WHAT THE TASK ASKS
Without the pictures, set down the records below word for word.

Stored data
== == ==
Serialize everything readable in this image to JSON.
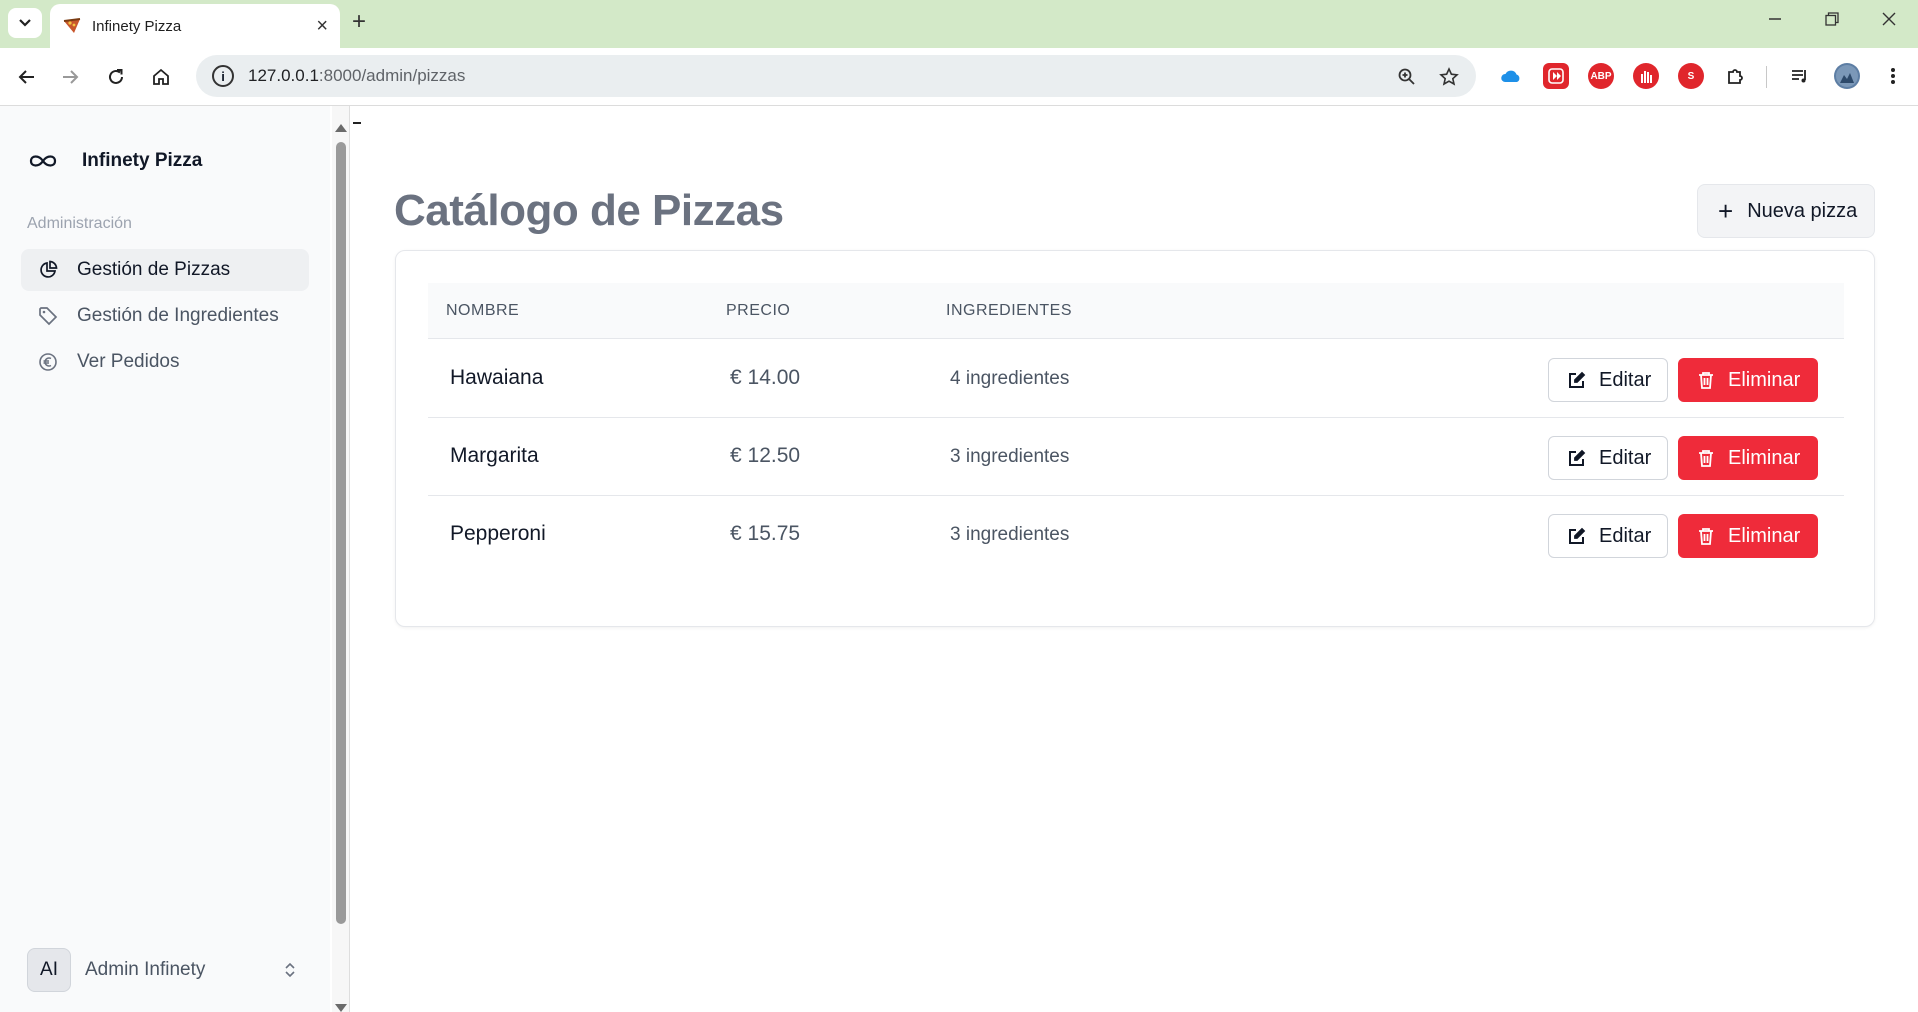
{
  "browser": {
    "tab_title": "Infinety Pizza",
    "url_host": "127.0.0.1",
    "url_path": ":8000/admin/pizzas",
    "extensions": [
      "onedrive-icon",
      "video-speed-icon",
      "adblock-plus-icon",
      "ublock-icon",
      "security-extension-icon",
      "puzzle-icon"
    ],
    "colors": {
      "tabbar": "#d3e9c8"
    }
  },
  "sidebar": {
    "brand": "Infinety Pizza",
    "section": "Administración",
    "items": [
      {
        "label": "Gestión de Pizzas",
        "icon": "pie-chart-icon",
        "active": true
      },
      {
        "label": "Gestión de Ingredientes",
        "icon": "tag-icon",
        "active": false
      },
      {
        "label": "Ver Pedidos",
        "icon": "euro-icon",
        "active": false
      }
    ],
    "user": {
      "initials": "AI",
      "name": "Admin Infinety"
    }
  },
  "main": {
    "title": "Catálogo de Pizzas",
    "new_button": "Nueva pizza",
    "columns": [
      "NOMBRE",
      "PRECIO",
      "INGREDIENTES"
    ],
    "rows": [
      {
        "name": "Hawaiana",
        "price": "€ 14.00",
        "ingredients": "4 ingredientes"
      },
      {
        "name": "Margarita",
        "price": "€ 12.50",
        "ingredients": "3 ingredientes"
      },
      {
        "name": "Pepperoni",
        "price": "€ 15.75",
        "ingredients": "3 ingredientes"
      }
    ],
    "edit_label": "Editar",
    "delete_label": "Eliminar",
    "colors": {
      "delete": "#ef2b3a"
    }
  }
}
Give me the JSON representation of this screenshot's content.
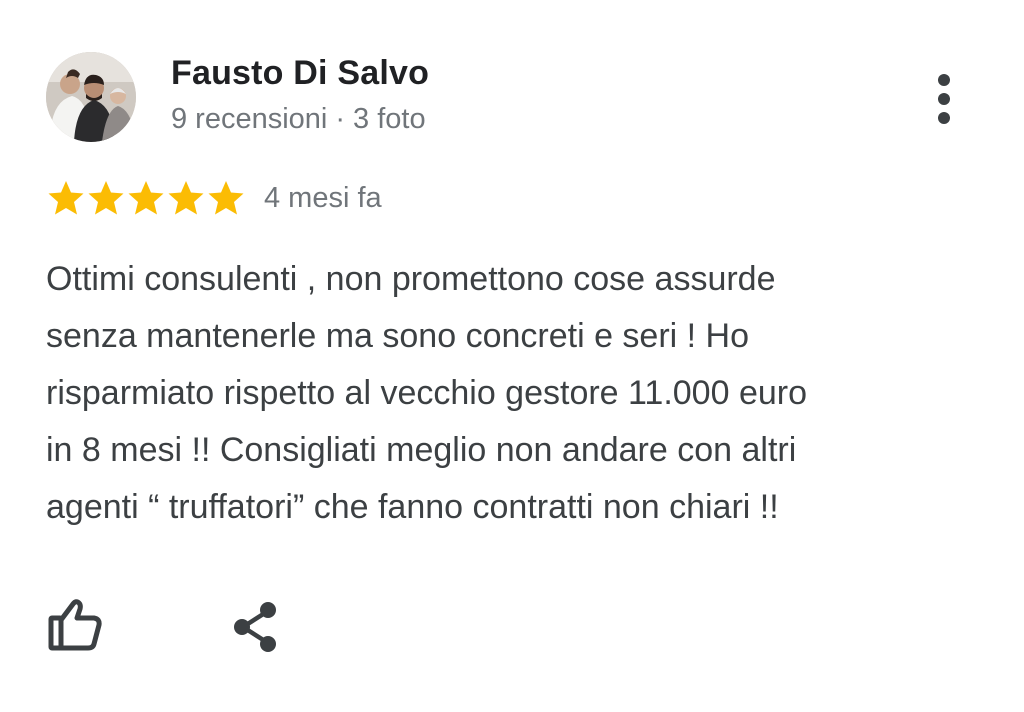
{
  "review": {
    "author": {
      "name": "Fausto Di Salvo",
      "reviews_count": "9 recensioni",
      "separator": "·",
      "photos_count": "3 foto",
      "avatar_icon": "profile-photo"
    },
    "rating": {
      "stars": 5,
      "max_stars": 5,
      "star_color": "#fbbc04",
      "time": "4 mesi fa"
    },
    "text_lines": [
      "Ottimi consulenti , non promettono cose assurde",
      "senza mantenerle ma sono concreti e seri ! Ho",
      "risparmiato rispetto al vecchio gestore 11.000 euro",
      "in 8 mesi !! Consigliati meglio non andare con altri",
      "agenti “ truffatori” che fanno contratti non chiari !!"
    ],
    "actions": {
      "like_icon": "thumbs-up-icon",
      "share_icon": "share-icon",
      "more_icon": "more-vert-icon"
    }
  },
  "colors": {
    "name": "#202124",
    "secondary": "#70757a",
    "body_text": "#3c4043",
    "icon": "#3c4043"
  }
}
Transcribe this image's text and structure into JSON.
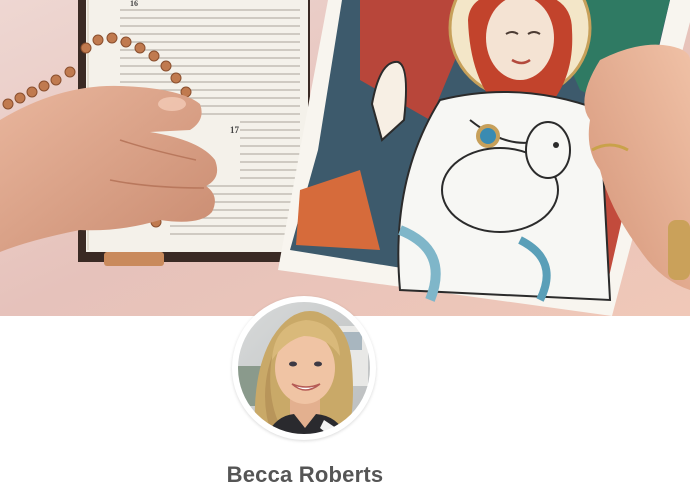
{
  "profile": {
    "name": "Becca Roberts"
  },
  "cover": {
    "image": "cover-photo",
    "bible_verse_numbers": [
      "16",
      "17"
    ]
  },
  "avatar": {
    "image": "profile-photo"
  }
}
== == ==
EXERCISE SOLUTION
Serialize everything readable in this image to JSON.
{
  "browser": {
    "tab_title": "Infinety Pizza",
    "url_host": "127.0.0.1",
    "url_path": ":8000/admin/pizzas",
    "extensions": [
      "onedrive-icon",
      "video-speed-icon",
      "adblock-plus-icon",
      "ublock-icon",
      "security-extension-icon",
      "puzzle-icon"
    ],
    "colors": {
      "tabbar": "#d3e9c8"
    }
  },
  "sidebar": {
    "brand": "Infinety Pizza",
    "section": "Administración",
    "items": [
      {
        "label": "Gestión de Pizzas",
        "icon": "pie-chart-icon",
        "active": true
      },
      {
        "label": "Gestión de Ingredientes",
        "icon": "tag-icon",
        "active": false
      },
      {
        "label": "Ver Pedidos",
        "icon": "euro-icon",
        "active": false
      }
    ],
    "user": {
      "initials": "AI",
      "name": "Admin Infinety"
    }
  },
  "main": {
    "title": "Catálogo de Pizzas",
    "new_button": "Nueva pizza",
    "columns": [
      "NOMBRE",
      "PRECIO",
      "INGREDIENTES"
    ],
    "rows": [
      {
        "name": "Hawaiana",
        "price": "€ 14.00",
        "ingredients": "4 ingredientes"
      },
      {
        "name": "Margarita",
        "price": "€ 12.50",
        "ingredients": "3 ingredientes"
      },
      {
        "name": "Pepperoni",
        "price": "€ 15.75",
        "ingredients": "3 ingredientes"
      }
    ],
    "edit_label": "Editar",
    "delete_label": "Eliminar",
    "colors": {
      "delete": "#ef2b3a"
    }
  }
}
Give me the JSON representation of this screenshot's content.
{
  "review": {
    "author": {
      "name": "Fausto Di Salvo",
      "reviews_count": "9 recensioni",
      "separator": "·",
      "photos_count": "3 foto",
      "avatar_icon": "profile-photo"
    },
    "rating": {
      "stars": 5,
      "max_stars": 5,
      "star_color": "#fbbc04",
      "time": "4 mesi fa"
    },
    "text_lines": [
      "Ottimi consulenti , non promettono cose assurde",
      "senza mantenerle ma sono concreti e seri ! Ho",
      "risparmiato rispetto al vecchio gestore 11.000 euro",
      "in 8 mesi !! Consigliati meglio non andare con altri",
      "agenti “ truffatori” che fanno contratti non chiari !!"
    ],
    "actions": {
      "like_icon": "thumbs-up-icon",
      "share_icon": "share-icon",
      "more_icon": "more-vert-icon"
    }
  },
  "colors": {
    "name": "#202124",
    "secondary": "#70757a",
    "body_text": "#3c4043",
    "icon": "#3c4043"
  }
}
Transcribe this image's text and structure into JSON.
{
  "profile": {
    "name": "Becca Roberts"
  },
  "cover": {
    "image": "cover-photo",
    "bible_verse_numbers": [
      "16",
      "17"
    ]
  },
  "avatar": {
    "image": "profile-photo"
  }
}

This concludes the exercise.